[start of Data records]

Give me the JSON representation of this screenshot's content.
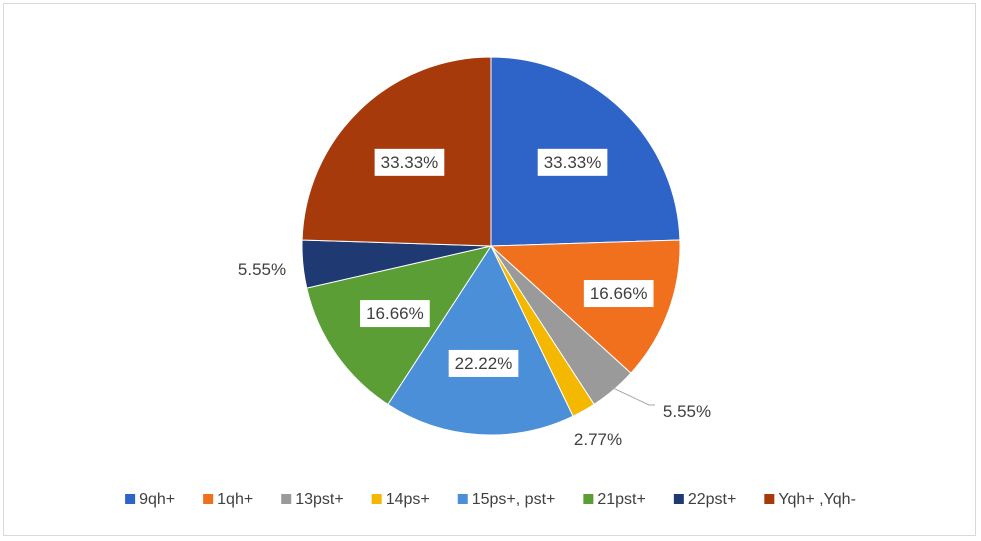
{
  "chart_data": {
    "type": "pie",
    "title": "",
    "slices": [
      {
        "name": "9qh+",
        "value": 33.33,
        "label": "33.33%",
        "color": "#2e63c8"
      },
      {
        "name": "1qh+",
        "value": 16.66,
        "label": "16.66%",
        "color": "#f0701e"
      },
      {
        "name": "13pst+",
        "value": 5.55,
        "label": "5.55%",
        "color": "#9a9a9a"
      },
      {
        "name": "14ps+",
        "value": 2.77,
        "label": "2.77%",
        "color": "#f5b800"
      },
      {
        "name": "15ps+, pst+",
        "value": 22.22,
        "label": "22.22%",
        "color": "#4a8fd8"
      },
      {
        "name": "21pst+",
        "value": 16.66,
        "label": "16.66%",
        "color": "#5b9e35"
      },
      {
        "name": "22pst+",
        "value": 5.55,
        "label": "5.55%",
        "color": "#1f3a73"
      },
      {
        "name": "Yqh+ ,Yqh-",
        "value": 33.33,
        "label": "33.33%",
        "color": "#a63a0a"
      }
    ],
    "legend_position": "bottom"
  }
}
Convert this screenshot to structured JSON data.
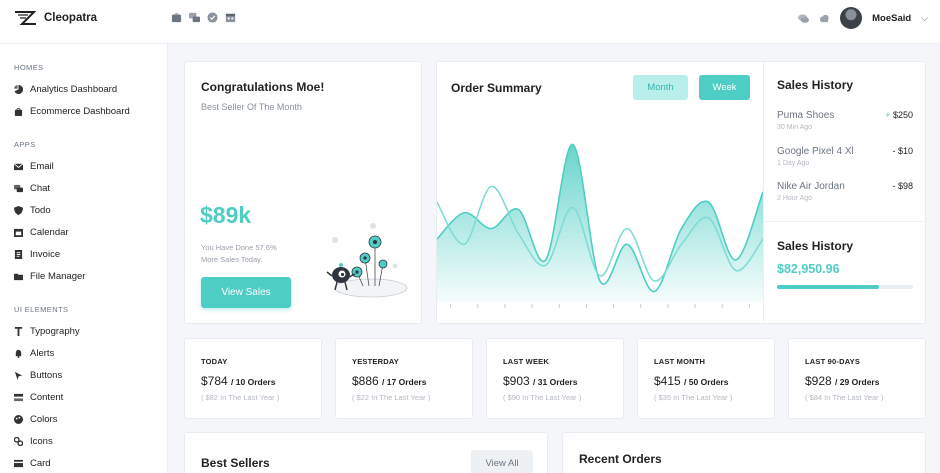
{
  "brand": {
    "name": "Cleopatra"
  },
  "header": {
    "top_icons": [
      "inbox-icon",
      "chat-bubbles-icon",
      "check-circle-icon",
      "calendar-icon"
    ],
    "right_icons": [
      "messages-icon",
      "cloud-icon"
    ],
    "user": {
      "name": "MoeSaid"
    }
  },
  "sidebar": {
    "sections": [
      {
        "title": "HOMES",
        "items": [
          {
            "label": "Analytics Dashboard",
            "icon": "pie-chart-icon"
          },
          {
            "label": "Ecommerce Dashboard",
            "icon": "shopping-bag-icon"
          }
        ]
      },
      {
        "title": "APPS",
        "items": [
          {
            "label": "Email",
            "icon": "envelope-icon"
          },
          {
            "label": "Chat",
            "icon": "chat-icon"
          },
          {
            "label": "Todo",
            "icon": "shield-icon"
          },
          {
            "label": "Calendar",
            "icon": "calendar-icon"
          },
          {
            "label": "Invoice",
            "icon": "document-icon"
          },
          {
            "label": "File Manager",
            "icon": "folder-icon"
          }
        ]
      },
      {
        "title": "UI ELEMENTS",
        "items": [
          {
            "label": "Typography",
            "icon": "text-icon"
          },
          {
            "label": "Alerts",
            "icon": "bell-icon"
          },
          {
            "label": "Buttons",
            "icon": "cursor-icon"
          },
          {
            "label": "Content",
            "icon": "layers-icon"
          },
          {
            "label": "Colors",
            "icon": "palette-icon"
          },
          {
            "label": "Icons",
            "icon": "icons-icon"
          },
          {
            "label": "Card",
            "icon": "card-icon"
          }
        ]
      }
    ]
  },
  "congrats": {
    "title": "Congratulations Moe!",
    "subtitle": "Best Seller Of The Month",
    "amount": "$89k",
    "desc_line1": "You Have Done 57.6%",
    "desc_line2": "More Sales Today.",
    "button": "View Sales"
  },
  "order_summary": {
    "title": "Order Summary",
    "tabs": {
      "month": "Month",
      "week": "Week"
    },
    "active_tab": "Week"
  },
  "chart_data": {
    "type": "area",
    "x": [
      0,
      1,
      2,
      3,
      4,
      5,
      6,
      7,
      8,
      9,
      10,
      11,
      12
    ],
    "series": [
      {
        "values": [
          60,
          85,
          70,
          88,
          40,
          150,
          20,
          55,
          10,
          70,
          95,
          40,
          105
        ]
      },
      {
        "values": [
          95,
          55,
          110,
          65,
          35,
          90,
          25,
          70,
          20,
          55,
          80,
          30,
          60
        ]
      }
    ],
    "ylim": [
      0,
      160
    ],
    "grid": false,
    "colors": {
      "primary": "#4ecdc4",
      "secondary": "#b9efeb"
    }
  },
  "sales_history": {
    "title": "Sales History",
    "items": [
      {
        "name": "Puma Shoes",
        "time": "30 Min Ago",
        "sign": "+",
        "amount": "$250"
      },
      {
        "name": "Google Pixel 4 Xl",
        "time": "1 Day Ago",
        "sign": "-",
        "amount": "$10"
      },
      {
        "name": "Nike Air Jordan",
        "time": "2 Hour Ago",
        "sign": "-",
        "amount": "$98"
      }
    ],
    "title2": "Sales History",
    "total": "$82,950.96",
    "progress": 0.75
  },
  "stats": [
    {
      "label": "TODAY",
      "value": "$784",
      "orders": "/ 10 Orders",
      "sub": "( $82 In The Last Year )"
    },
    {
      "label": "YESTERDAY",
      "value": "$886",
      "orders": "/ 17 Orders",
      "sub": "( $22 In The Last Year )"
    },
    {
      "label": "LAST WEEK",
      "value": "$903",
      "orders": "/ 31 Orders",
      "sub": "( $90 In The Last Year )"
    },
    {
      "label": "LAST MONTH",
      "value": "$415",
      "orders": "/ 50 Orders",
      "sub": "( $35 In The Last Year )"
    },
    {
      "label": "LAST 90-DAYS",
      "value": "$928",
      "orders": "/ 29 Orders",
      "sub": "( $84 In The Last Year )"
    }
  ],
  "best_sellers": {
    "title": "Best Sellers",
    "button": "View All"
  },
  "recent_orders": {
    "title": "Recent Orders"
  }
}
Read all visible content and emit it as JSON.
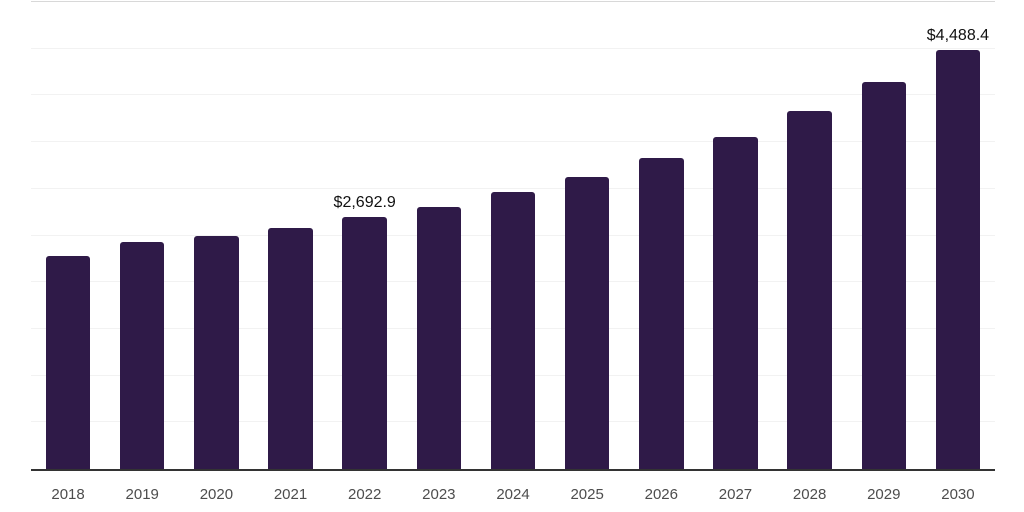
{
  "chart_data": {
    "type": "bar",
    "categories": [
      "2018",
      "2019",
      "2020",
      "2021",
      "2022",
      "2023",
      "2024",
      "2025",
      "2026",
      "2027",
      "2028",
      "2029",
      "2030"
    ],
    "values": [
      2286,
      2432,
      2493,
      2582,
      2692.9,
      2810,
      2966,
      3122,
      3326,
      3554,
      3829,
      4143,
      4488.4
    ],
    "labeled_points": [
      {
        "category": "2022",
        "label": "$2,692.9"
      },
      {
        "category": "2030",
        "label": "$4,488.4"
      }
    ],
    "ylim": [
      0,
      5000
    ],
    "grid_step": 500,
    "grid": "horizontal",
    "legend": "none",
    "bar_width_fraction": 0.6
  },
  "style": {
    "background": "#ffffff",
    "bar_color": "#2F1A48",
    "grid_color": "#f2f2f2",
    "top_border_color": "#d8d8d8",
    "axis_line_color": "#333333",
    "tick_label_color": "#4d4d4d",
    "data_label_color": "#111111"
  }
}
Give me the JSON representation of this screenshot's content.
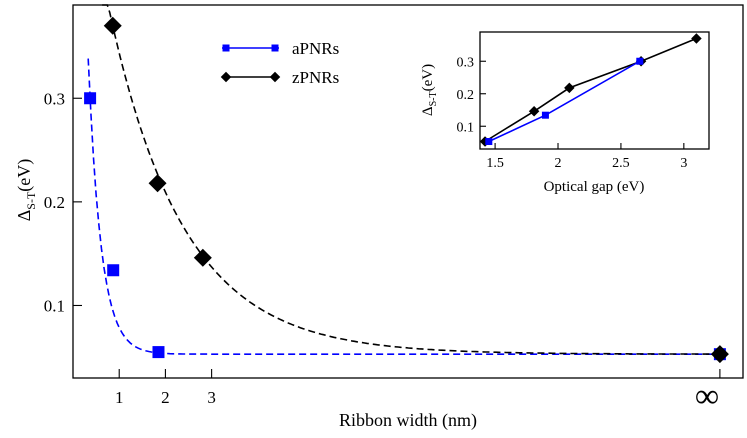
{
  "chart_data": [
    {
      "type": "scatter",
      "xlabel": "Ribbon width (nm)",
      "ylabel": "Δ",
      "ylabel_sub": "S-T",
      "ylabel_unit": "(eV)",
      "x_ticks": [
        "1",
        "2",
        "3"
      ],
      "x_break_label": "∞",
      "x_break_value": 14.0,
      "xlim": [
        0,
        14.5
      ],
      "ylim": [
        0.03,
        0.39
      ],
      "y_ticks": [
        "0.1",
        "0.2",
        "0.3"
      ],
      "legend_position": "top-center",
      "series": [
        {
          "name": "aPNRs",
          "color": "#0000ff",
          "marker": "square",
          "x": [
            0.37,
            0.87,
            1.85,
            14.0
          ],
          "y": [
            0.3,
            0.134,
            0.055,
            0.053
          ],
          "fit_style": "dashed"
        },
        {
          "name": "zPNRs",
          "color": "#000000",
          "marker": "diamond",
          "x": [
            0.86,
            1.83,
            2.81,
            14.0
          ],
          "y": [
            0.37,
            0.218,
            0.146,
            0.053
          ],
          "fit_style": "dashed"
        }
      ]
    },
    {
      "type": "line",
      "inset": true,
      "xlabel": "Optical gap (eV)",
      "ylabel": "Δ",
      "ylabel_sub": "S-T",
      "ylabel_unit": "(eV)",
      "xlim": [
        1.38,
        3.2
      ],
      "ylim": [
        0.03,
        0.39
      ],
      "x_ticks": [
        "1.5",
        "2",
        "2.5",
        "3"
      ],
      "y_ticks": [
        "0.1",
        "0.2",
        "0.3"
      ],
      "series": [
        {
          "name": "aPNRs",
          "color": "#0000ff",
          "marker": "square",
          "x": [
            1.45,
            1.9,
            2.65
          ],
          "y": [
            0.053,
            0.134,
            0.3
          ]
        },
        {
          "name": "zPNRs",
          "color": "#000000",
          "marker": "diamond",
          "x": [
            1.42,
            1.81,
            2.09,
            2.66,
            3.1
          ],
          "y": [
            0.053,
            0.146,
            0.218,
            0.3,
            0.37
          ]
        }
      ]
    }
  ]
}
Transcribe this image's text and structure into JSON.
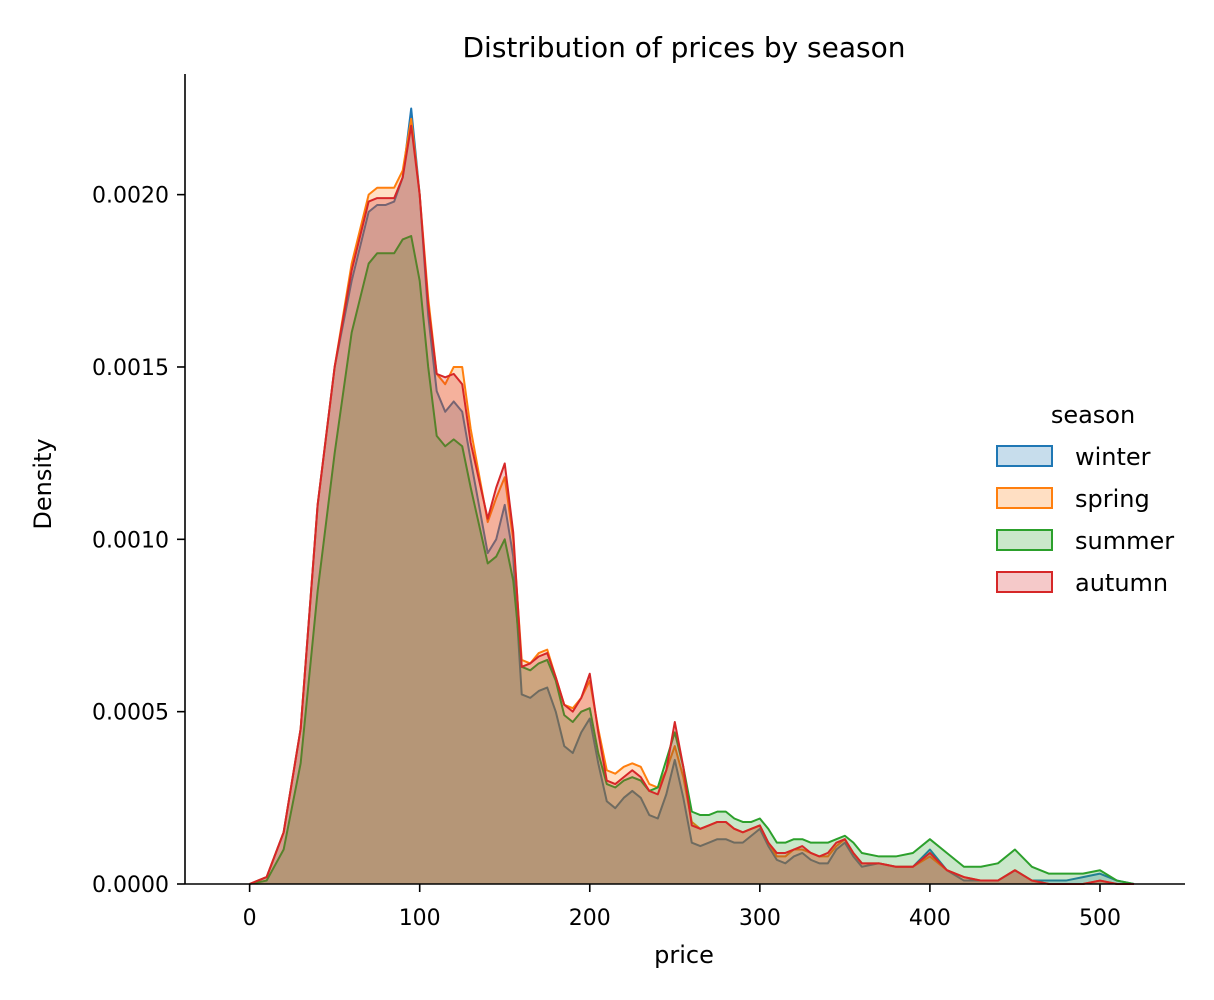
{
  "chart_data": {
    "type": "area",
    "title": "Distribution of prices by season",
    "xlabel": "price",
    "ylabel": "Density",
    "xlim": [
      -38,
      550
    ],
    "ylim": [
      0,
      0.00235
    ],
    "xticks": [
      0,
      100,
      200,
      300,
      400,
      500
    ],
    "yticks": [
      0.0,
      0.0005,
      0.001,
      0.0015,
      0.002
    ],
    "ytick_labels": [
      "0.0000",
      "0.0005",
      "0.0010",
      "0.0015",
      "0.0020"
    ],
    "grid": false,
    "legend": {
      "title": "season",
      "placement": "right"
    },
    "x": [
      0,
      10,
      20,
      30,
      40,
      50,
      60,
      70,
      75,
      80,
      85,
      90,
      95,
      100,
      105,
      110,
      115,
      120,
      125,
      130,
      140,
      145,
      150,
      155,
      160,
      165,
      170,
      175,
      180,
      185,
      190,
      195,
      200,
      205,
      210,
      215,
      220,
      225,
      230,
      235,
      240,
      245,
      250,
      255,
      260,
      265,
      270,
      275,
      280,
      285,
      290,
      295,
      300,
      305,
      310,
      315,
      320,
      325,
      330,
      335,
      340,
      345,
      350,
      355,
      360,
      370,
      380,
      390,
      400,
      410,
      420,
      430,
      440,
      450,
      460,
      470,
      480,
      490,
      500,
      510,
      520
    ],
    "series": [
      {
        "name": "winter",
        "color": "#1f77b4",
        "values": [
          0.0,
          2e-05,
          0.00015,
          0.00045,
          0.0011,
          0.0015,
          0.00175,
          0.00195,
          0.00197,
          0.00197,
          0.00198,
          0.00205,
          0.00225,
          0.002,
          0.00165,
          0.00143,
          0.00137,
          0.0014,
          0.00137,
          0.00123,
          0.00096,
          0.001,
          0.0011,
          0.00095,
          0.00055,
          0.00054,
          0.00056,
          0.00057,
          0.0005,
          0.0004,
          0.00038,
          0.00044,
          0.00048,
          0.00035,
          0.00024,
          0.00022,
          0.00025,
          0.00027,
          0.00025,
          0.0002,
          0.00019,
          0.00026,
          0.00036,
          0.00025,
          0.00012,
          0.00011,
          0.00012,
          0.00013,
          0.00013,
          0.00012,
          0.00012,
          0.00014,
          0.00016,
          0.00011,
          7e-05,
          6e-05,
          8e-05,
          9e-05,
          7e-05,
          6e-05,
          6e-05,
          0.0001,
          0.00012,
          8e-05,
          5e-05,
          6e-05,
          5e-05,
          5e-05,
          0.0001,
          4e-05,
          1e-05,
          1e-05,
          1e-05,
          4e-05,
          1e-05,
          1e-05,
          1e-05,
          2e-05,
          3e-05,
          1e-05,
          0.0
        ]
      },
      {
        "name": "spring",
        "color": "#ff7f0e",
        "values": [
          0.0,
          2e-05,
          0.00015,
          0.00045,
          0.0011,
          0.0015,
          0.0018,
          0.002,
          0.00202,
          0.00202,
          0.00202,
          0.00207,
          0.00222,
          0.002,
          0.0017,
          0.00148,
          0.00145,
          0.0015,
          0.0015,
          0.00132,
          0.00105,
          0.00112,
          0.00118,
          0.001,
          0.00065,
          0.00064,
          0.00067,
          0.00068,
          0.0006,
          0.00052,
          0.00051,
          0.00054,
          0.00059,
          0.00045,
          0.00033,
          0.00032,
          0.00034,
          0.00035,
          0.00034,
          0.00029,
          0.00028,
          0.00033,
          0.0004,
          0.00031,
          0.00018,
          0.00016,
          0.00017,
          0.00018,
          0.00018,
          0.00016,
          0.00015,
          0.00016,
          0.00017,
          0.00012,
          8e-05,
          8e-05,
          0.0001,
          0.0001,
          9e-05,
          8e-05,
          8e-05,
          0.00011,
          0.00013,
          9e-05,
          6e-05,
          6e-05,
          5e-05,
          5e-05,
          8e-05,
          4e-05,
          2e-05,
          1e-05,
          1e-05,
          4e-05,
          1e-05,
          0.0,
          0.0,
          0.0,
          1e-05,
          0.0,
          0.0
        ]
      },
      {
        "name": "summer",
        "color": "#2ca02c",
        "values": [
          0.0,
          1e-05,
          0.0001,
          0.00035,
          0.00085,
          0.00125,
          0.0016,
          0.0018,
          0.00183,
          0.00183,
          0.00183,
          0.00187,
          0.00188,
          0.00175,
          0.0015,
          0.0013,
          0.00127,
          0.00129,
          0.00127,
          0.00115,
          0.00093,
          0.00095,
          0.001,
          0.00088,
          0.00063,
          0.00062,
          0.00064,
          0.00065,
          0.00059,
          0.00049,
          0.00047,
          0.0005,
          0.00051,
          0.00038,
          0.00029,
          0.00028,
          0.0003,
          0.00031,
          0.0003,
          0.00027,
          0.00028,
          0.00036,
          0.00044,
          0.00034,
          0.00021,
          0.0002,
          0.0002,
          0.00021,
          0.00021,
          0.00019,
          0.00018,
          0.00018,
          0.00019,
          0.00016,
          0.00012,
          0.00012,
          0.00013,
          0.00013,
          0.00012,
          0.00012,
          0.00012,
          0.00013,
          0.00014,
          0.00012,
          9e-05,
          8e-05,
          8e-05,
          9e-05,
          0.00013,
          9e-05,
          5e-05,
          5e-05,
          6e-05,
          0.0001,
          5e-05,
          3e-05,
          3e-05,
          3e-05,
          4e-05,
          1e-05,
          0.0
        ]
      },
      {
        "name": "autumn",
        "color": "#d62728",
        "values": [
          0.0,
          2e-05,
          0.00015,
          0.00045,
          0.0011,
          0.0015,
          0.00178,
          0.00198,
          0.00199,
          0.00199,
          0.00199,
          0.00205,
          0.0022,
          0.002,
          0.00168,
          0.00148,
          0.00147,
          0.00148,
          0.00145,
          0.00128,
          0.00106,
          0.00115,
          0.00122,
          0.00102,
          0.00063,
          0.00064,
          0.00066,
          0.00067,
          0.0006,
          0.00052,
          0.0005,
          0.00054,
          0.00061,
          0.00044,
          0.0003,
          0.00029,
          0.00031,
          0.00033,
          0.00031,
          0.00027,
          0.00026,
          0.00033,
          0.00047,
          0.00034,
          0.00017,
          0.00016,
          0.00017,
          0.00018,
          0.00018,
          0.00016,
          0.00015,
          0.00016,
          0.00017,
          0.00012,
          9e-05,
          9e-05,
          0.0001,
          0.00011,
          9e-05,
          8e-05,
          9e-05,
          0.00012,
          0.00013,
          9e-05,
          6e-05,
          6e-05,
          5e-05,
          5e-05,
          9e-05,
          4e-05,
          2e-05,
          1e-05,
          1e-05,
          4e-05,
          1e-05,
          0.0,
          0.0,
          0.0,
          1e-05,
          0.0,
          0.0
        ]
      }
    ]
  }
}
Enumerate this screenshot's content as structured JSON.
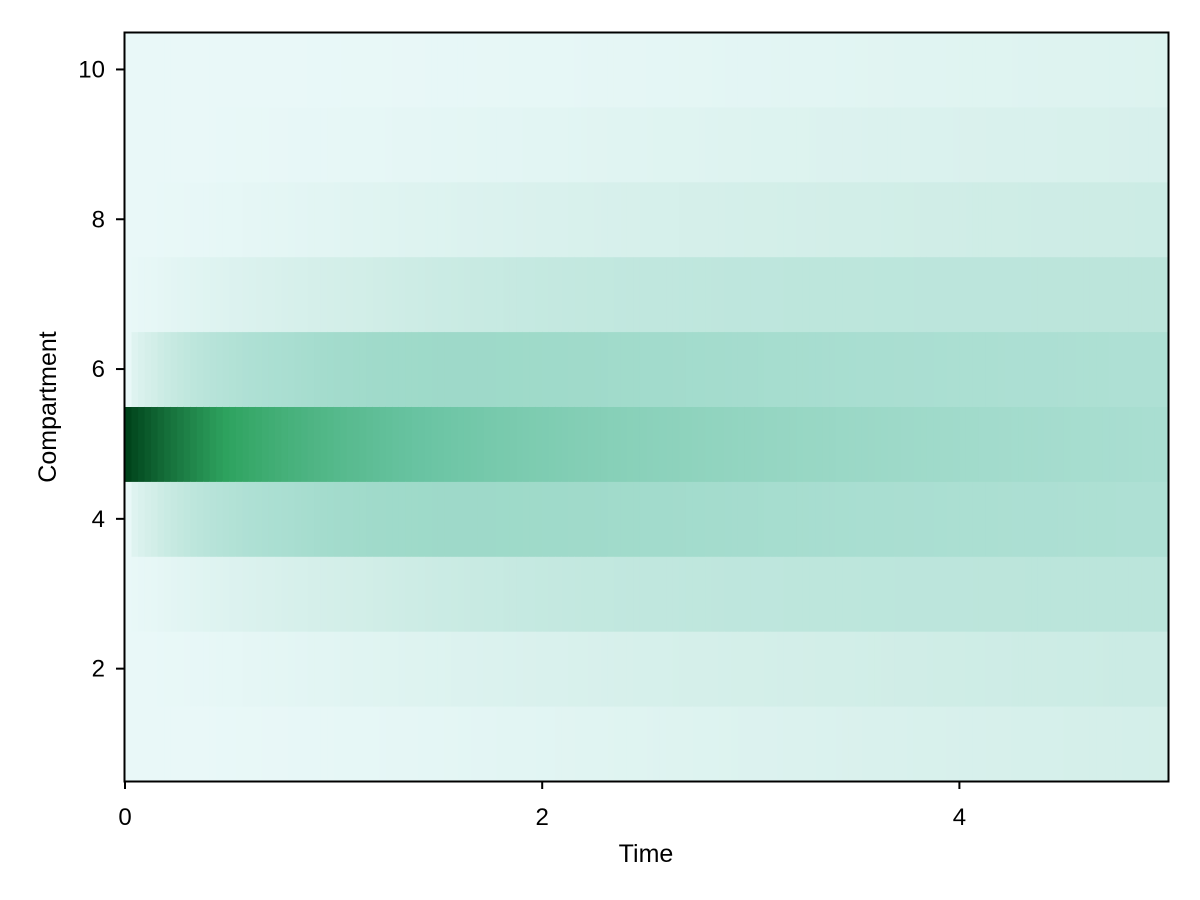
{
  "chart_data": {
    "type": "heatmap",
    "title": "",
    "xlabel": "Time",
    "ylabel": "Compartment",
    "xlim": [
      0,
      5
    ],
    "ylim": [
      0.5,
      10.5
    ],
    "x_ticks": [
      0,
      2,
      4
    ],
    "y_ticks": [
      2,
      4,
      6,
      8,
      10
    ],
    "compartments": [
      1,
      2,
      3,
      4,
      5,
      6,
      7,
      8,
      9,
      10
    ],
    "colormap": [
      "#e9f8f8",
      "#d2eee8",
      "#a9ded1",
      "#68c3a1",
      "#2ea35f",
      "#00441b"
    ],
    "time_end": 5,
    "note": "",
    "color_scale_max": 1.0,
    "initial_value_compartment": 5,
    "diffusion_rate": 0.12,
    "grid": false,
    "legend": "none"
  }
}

[end of Data records]

*The exercise*
Exactly as they appear, repeat the lines from the one containing "Enumerate this screenshot's" through the last line of the entries, counting both ends. Pictures stay out.

*Reply to the exercise*
Enumerate this screenshot's content as structured JSON.
{
  "chart_data": {
    "type": "heatmap",
    "title": "",
    "xlabel": "Time",
    "ylabel": "Compartment",
    "xlim": [
      0,
      5
    ],
    "ylim": [
      0.5,
      10.5
    ],
    "x_ticks": [
      0,
      2,
      4
    ],
    "y_ticks": [
      2,
      4,
      6,
      8,
      10
    ],
    "compartments": [
      1,
      2,
      3,
      4,
      5,
      6,
      7,
      8,
      9,
      10
    ],
    "colormap": [
      "#e9f8f8",
      "#d2eee8",
      "#a9ded1",
      "#68c3a1",
      "#2ea35f",
      "#00441b"
    ],
    "time_end": 5,
    "note": "",
    "color_scale_max": 1.0,
    "initial_value_compartment": 5,
    "diffusion_rate": 0.12,
    "grid": false,
    "legend": "none"
  }
}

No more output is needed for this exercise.